■ The problem ■
Return each of the following rows character for character, leaving out the pictures.

* Start *

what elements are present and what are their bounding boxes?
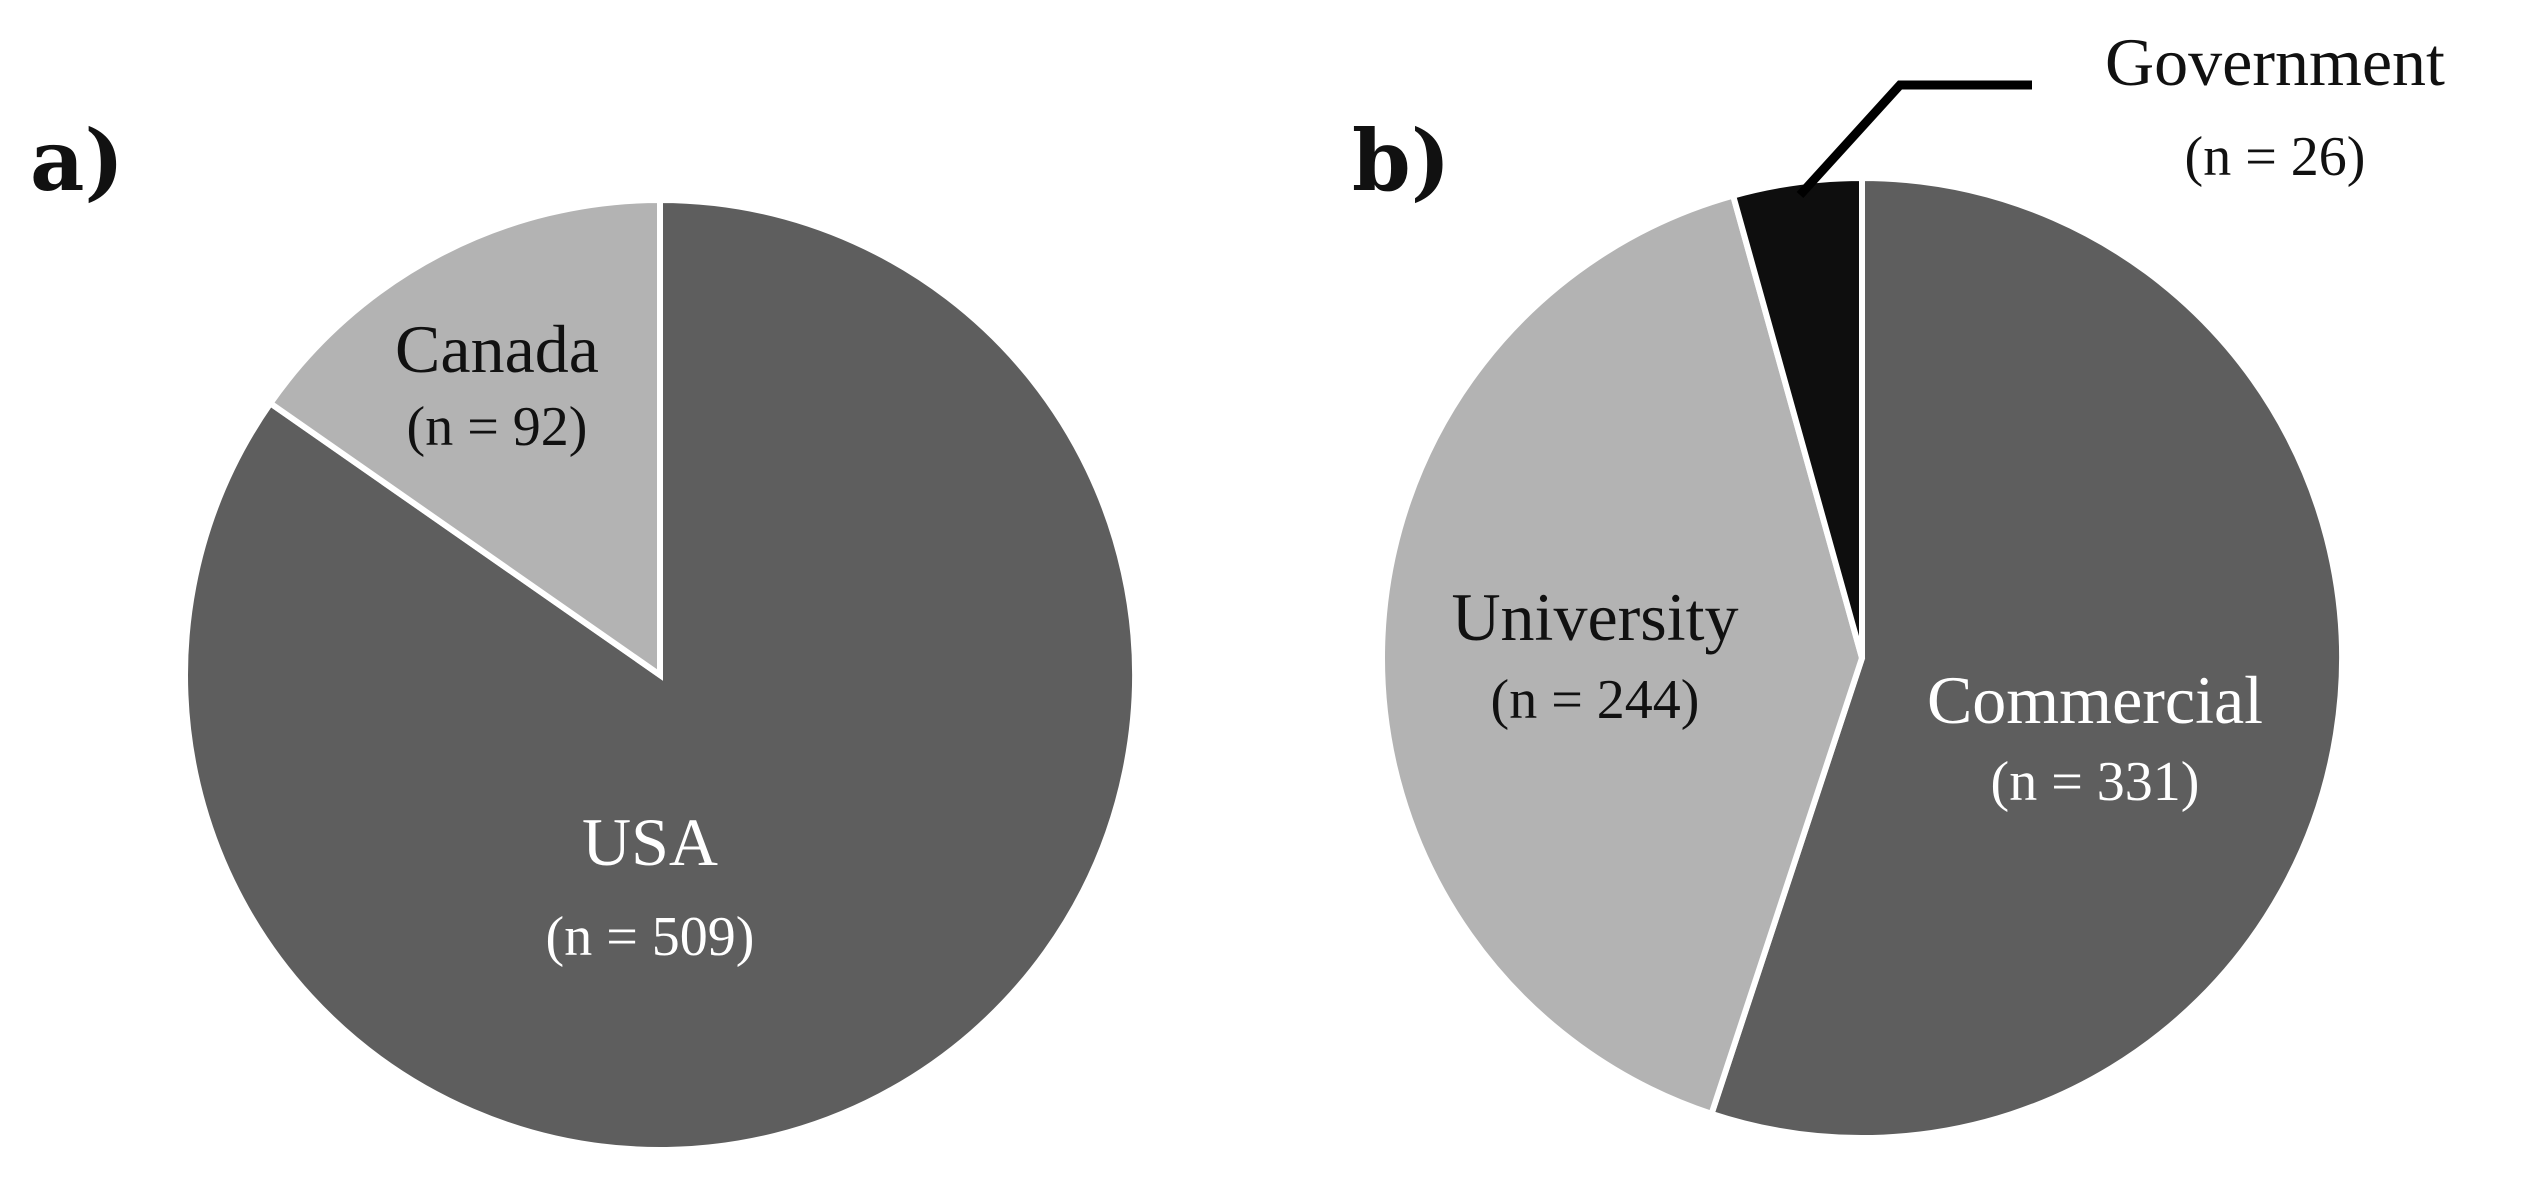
slice-count-canada: (n = 92) [407,396,588,458]
panel-label-b: b) [1352,111,1450,210]
slice-label-government: Government [2105,24,2445,100]
slice-count-government: (n = 26) [2185,126,2366,188]
panel-label-a: a) [30,111,124,210]
slice-label-canada: Canada [395,311,599,387]
pie-chart-b: b) Commercial (n = 331) University (n = … [1352,24,2445,1141]
slice-count-commercial: (n = 331) [1991,751,2200,813]
slice-usa [182,196,1138,1153]
pie-chart-a: a) USA (n = 509) Canada (n = 92) [30,111,1138,1153]
slice-government [1729,174,1865,659]
slice-canada [266,196,663,681]
slice-label-commercial: Commercial [1927,662,2263,738]
government-leader-line [1796,80,2032,199]
slice-university [1379,191,1866,1118]
slice-count-usa: (n = 509) [546,906,755,968]
slice-label-usa: USA [582,804,718,880]
slice-commercial [1707,174,2345,1141]
slice-label-university: University [1451,579,1738,655]
slice-count-university: (n = 244) [1491,669,1700,731]
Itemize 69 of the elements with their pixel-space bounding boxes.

* End *

■ Answer to this exercise ■
what elements are present and what are their bounding boxes?
slice-count-canada: (n = 92) [407,396,588,458]
panel-label-b: b) [1352,111,1450,210]
slice-label-government: Government [2105,24,2445,100]
slice-count-government: (n = 26) [2185,126,2366,188]
panel-label-a: a) [30,111,124,210]
slice-label-canada: Canada [395,311,599,387]
pie-chart-b: b) Commercial (n = 331) University (n = … [1352,24,2445,1141]
slice-count-commercial: (n = 331) [1991,751,2200,813]
slice-usa [182,196,1138,1153]
pie-chart-a: a) USA (n = 509) Canada (n = 92) [30,111,1138,1153]
slice-government [1729,174,1865,659]
slice-canada [266,196,663,681]
slice-label-commercial: Commercial [1927,662,2263,738]
government-leader-line [1796,80,2032,199]
slice-university [1379,191,1866,1118]
slice-count-usa: (n = 509) [546,906,755,968]
slice-label-usa: USA [582,804,718,880]
slice-commercial [1707,174,2345,1141]
slice-label-university: University [1451,579,1738,655]
slice-count-university: (n = 244) [1491,669,1700,731]
Itemize 69 of the elements with their pixel-space bounding boxes.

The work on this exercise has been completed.